───── Extracted records ─────

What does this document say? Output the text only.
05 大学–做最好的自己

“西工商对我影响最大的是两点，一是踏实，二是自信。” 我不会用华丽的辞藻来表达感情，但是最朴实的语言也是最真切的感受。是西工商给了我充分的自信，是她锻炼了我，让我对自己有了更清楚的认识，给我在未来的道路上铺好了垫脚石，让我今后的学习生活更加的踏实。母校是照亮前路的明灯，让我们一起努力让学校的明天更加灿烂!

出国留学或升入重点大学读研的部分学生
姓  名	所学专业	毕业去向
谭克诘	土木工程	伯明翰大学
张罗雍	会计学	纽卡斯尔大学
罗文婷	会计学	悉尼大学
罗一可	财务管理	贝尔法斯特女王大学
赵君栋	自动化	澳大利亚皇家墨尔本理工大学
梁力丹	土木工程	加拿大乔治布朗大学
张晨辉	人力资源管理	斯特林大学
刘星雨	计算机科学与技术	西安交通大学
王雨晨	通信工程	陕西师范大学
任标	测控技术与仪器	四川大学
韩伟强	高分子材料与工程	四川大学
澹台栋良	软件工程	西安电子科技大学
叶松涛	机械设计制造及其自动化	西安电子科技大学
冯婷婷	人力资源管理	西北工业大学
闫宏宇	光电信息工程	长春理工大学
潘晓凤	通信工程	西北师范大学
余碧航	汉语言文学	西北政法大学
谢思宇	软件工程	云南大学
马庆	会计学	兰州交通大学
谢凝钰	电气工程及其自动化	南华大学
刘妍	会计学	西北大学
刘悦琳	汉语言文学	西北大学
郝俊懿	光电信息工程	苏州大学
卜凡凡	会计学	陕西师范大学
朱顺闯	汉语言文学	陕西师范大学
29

─────

**Exercise directions:**
Where a line above contains the string "汉语言文学", copy that line.

**Exercise result:**
余碧航	汉语言文学	西北政法大学
刘悦琳	汉语言文学	西北大学
朱顺闯	汉语言文学	陕西师范大学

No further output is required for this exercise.